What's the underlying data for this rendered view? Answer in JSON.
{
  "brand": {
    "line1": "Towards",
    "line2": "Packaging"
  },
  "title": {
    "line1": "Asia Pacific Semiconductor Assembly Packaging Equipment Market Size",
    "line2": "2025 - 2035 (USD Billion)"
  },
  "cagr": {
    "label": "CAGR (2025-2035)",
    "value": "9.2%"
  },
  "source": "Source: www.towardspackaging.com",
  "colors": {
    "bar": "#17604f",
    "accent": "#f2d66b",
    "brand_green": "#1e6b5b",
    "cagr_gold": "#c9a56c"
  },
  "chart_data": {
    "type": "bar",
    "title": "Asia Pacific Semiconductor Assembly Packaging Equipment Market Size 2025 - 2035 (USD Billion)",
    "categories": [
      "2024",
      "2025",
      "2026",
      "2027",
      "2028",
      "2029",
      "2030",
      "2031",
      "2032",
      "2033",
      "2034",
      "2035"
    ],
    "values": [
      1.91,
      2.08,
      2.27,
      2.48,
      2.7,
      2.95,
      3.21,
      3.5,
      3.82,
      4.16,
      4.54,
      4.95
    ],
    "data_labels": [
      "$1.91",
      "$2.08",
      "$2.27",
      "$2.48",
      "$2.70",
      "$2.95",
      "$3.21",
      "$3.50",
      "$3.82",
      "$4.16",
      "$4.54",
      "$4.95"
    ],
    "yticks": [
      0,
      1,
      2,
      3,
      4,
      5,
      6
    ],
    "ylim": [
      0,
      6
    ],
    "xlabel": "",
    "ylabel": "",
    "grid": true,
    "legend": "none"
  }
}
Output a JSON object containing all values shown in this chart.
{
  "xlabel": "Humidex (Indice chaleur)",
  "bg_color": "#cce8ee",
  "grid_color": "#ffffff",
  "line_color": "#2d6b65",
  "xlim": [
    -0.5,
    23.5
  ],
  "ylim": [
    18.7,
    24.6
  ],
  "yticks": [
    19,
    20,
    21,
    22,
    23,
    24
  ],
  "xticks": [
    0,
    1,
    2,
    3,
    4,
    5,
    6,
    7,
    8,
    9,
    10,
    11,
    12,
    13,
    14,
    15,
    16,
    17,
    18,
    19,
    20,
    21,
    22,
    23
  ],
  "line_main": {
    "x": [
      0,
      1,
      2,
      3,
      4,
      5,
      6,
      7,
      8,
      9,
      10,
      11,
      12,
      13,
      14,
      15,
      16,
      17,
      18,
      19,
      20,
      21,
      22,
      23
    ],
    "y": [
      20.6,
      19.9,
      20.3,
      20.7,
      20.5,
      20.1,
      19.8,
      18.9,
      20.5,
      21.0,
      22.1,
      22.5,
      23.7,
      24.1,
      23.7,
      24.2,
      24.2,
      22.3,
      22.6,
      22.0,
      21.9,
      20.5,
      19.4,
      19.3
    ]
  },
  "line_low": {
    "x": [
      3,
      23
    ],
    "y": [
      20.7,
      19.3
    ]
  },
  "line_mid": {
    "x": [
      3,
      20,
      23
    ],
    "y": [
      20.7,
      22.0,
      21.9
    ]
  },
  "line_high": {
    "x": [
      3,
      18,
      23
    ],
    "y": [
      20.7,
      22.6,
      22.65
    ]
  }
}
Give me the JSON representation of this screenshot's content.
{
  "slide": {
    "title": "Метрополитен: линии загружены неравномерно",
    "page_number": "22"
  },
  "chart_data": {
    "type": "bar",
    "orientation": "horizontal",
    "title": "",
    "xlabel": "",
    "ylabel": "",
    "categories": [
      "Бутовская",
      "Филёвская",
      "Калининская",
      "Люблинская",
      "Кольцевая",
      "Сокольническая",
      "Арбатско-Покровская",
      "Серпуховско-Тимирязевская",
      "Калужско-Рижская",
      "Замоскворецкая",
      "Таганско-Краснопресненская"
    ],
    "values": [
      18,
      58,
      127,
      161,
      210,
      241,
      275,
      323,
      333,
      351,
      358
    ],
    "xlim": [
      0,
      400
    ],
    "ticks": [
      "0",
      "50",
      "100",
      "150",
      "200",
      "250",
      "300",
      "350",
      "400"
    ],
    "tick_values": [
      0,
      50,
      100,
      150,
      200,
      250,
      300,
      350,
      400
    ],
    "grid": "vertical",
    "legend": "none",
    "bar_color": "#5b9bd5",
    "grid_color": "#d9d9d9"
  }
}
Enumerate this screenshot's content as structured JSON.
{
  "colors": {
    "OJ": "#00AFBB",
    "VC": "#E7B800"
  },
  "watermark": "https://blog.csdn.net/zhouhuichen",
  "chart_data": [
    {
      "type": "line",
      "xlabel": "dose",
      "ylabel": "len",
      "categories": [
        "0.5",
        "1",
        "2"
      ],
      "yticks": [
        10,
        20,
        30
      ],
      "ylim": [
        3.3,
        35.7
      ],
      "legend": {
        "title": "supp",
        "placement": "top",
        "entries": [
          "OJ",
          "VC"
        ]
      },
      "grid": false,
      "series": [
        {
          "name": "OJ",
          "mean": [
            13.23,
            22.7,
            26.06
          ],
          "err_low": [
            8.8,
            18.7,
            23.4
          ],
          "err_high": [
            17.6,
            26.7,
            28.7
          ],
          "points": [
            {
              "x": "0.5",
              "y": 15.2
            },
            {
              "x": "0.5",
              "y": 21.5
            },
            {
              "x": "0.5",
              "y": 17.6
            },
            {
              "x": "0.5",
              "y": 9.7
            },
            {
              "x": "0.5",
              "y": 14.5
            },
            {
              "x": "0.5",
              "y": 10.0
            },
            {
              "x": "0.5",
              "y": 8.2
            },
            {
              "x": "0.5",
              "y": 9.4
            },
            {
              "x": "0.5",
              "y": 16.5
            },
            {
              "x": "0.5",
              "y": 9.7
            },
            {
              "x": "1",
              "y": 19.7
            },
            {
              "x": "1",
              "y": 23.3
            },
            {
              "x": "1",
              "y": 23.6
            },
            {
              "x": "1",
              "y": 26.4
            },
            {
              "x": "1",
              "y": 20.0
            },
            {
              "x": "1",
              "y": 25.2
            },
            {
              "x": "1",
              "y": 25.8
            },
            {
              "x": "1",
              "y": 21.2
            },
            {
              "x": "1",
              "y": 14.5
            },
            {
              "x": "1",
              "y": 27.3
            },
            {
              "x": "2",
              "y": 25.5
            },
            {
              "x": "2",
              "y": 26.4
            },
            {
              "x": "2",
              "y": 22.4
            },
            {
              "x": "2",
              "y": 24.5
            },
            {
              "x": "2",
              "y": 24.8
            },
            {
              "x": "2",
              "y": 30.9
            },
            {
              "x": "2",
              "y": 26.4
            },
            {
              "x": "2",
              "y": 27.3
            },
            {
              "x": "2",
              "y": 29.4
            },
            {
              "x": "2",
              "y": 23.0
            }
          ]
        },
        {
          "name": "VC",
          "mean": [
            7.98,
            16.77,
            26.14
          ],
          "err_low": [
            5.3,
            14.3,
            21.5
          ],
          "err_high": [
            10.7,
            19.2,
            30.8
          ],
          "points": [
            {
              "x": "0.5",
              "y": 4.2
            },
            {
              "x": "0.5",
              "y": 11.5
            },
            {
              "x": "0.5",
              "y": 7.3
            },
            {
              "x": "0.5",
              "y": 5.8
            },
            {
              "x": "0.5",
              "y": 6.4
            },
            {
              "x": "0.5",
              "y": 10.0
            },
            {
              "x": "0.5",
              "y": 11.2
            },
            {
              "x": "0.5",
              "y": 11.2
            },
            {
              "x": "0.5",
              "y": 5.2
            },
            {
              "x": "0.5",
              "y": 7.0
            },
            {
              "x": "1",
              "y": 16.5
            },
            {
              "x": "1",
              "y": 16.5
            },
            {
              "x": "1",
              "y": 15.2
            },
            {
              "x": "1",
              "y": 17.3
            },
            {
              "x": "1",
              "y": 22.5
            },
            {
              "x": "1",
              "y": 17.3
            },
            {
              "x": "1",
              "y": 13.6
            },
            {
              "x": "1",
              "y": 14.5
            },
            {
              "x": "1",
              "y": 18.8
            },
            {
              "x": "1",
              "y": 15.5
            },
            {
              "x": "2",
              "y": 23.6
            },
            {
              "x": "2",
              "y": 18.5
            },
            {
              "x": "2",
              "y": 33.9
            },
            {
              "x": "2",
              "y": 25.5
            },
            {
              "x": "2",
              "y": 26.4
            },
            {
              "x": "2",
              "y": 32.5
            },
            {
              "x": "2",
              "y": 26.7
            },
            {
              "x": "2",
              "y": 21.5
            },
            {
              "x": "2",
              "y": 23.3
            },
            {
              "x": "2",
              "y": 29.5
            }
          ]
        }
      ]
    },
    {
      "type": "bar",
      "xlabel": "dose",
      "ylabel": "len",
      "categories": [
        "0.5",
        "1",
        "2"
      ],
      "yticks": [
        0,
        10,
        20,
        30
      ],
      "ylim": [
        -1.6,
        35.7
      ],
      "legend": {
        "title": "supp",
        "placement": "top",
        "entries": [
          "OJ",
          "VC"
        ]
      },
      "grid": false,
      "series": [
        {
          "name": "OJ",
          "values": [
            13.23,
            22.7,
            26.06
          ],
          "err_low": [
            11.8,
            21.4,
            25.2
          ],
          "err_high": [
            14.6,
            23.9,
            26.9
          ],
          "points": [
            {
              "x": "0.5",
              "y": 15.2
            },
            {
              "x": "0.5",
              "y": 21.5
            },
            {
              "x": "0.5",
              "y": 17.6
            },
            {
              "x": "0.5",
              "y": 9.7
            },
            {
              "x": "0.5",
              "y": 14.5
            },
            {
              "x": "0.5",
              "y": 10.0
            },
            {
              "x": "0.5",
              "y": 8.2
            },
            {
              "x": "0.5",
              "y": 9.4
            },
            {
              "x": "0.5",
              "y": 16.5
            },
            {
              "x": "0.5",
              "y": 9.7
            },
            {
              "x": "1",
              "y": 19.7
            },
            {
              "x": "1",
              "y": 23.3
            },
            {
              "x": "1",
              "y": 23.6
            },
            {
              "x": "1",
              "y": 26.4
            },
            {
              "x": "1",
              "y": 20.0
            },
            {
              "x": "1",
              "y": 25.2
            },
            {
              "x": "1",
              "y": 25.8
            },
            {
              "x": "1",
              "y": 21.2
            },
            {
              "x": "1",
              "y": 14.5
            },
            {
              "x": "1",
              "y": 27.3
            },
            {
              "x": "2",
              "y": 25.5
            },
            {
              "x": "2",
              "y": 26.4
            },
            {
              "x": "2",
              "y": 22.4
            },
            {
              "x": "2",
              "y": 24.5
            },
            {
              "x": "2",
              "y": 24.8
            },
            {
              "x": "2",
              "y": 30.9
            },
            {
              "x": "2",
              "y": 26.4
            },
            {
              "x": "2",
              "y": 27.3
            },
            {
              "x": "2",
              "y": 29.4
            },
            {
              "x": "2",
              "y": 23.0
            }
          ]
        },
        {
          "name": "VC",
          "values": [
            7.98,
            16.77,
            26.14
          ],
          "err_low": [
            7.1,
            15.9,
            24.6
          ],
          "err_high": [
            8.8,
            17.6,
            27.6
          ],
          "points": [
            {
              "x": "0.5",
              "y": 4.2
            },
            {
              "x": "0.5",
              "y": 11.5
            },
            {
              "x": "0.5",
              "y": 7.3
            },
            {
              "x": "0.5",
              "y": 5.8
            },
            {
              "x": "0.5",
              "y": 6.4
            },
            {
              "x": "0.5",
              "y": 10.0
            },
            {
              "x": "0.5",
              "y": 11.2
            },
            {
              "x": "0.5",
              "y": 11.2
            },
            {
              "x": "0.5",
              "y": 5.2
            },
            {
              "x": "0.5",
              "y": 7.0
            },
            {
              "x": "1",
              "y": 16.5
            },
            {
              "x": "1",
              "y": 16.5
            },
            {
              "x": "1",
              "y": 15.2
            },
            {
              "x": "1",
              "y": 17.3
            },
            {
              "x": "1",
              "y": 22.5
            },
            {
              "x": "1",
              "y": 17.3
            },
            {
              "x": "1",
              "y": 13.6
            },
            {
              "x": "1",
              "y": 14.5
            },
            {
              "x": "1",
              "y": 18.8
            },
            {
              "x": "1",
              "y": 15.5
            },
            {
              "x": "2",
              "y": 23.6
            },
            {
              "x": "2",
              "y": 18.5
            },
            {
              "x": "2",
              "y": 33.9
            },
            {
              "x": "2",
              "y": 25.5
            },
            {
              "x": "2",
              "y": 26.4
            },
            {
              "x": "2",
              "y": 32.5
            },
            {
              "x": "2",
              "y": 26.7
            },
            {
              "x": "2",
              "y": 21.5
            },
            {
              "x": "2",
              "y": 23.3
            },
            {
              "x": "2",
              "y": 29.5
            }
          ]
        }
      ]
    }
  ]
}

# [AIM OF THE TASK]
Take every line that includes the string "Assembly" and copy it.

# [EXPECTED OUTPUT]
    "line1": "Asia Pacific Semiconductor Assembly Packaging Equipment Market Size",
    "title": "Asia Pacific Semiconductor Assembly Packaging Equipment Market Size 2025 - 2035 (USD Billion)",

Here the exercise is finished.